[DIRECTIONS]
Reproduce the rows below verbatim, starting at the row that contains "- shock-absorber: [551, 87, 731, 334]" and ending at the row that contains "- label-13a: 13: [486, 129, 498, 140]", both included.

>> Start INPUT DATA

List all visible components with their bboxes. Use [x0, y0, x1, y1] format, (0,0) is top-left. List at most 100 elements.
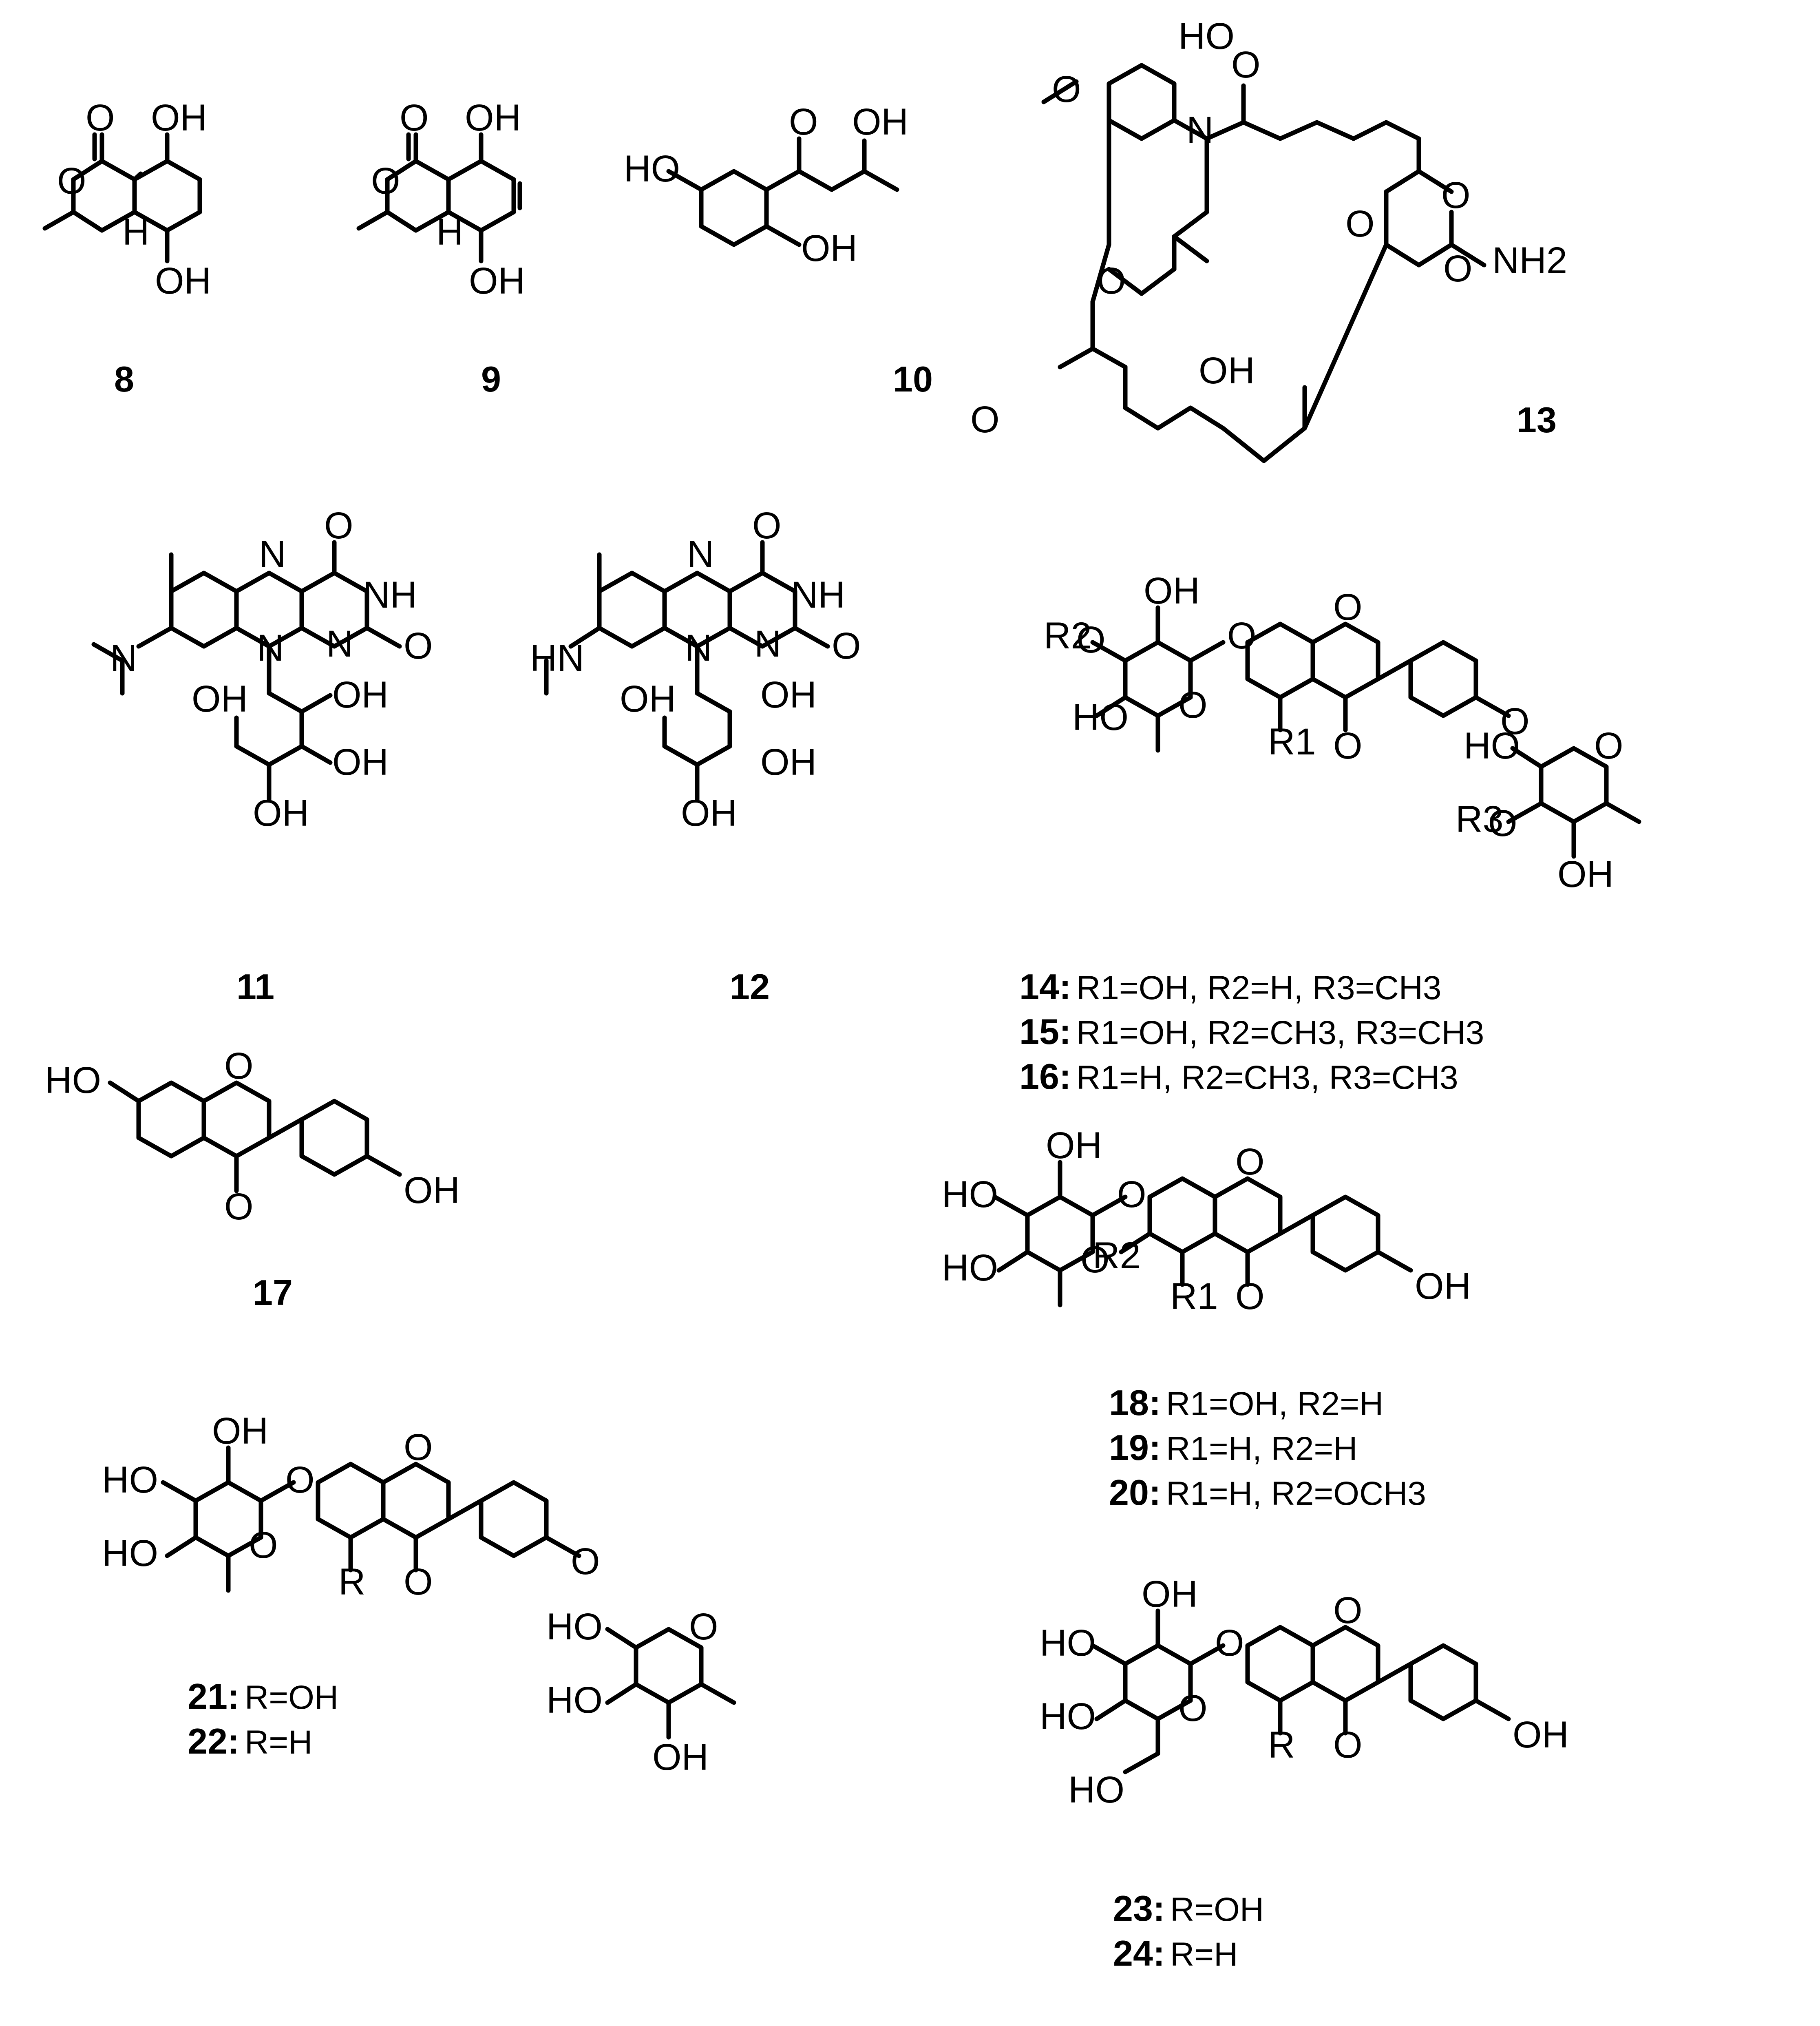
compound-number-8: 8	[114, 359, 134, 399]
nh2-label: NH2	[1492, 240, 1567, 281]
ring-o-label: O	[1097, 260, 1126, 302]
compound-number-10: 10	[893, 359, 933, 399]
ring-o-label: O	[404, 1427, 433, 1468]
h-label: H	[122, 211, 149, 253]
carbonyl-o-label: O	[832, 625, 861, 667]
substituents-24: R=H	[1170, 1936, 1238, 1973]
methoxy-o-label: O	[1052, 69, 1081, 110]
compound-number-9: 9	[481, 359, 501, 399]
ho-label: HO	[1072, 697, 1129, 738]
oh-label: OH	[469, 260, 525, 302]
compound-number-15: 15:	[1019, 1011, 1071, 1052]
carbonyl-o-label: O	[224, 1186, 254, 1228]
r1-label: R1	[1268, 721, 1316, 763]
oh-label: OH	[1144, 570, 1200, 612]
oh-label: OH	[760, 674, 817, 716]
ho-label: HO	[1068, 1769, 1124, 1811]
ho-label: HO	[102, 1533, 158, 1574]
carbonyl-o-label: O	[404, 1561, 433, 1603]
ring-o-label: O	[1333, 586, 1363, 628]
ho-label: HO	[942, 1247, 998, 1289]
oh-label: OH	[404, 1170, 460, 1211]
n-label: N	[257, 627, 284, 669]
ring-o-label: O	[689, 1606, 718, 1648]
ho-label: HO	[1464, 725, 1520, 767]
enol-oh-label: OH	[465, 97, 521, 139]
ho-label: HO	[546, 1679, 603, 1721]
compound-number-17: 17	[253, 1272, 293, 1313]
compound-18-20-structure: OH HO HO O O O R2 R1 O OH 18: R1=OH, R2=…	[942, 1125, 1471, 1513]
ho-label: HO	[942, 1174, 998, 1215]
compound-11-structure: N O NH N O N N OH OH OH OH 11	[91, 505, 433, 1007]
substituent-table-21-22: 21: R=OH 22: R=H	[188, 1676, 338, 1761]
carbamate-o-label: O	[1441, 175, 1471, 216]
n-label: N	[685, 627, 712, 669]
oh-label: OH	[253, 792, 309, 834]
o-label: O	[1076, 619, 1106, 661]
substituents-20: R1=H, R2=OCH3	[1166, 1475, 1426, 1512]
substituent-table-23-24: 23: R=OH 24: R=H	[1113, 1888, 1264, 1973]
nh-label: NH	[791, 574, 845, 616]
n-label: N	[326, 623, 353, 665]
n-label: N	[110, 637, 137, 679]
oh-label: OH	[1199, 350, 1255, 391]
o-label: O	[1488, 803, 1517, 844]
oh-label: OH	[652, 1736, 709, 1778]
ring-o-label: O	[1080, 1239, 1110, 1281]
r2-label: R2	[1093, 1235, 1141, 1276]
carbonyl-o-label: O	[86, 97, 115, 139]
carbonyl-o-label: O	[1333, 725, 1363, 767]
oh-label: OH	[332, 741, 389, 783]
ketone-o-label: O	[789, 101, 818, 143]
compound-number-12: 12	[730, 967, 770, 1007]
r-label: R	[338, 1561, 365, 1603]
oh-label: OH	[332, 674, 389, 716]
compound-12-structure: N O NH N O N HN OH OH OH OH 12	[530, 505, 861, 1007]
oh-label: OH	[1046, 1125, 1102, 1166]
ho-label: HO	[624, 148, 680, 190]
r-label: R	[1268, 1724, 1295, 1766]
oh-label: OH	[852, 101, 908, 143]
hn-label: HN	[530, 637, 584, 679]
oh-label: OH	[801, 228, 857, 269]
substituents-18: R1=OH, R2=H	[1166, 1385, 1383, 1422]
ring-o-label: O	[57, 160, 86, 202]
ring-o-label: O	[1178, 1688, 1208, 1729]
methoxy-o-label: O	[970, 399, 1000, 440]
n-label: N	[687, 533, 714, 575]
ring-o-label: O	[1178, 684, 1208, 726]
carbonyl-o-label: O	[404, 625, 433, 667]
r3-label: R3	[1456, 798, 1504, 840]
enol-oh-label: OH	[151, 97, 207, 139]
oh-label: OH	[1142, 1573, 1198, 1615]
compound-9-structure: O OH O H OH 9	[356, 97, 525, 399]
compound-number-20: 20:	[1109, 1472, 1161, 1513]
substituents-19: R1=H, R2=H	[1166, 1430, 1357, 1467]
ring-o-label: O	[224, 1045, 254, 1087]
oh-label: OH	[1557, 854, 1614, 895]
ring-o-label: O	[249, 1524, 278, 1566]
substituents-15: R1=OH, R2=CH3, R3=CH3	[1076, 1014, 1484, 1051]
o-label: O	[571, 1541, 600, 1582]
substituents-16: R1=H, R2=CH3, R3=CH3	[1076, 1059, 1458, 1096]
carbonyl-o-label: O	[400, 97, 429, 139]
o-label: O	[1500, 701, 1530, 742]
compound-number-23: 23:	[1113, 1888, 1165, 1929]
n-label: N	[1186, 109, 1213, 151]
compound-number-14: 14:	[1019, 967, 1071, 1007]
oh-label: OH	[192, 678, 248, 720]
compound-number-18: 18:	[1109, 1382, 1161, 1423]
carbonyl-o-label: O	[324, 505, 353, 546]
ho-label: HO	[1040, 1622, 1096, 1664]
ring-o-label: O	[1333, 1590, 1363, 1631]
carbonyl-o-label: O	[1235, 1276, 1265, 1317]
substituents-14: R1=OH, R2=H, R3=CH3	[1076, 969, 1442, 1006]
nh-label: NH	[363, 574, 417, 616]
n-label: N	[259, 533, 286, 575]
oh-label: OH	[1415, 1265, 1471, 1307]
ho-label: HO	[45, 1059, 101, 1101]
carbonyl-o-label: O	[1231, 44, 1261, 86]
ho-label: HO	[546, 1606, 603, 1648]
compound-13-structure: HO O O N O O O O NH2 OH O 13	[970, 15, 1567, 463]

>> End INPUT DATA
>> Start INPUT DATA

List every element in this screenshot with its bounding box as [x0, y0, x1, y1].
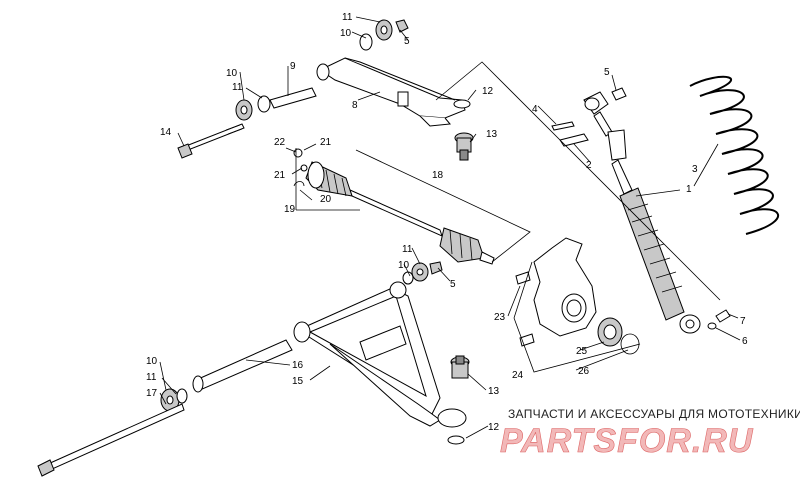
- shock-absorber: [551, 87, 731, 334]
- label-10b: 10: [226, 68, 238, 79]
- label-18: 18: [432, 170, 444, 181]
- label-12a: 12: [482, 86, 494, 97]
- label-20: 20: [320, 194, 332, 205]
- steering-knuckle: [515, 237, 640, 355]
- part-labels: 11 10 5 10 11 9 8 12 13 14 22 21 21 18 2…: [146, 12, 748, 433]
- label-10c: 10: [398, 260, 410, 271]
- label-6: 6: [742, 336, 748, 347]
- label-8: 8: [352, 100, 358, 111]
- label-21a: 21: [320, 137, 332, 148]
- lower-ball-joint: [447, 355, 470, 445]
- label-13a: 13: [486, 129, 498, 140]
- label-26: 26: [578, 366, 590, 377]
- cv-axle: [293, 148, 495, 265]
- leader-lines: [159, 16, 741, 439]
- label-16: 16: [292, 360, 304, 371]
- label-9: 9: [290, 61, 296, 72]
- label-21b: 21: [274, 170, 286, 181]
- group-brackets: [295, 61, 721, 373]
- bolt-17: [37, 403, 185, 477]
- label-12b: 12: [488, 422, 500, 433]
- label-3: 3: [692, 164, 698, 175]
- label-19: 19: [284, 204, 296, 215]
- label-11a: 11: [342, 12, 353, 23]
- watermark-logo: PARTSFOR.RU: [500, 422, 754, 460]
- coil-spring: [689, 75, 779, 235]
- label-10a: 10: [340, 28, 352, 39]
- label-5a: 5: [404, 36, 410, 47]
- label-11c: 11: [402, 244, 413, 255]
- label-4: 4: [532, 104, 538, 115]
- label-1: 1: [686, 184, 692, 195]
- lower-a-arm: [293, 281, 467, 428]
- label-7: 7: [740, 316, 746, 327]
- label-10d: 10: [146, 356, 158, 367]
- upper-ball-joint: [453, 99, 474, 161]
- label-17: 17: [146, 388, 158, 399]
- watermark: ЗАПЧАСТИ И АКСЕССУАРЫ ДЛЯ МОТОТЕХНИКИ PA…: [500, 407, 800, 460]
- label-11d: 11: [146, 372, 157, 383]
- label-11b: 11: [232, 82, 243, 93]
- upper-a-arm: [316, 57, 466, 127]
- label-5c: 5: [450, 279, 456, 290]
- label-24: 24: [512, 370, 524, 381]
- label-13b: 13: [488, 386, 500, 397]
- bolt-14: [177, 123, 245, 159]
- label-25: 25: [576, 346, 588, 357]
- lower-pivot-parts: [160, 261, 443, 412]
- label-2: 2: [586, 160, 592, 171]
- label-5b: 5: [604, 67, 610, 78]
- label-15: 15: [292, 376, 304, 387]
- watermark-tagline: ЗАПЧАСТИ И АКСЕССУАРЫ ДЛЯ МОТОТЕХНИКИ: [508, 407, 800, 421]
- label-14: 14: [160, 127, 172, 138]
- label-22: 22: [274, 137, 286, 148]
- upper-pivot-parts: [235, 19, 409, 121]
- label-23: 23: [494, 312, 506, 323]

>> End INPUT DATA

[EXERCISE OUTPUT]
- shock-absorber: [551, 87, 731, 334]
- label-10b: 10: [226, 68, 238, 79]
- label-18: 18: [432, 170, 444, 181]
- label-12a: 12: [482, 86, 494, 97]
- label-20: 20: [320, 194, 332, 205]
- steering-knuckle: [515, 237, 640, 355]
- part-labels: 11 10 5 10 11 9 8 12 13 14 22 21 21 18 2…: [146, 12, 748, 433]
- label-10c: 10: [398, 260, 410, 271]
- label-6: 6: [742, 336, 748, 347]
- label-8: 8: [352, 100, 358, 111]
- label-21a: 21: [320, 137, 332, 148]
- lower-ball-joint: [447, 355, 470, 445]
- label-13a: 13: [486, 129, 498, 140]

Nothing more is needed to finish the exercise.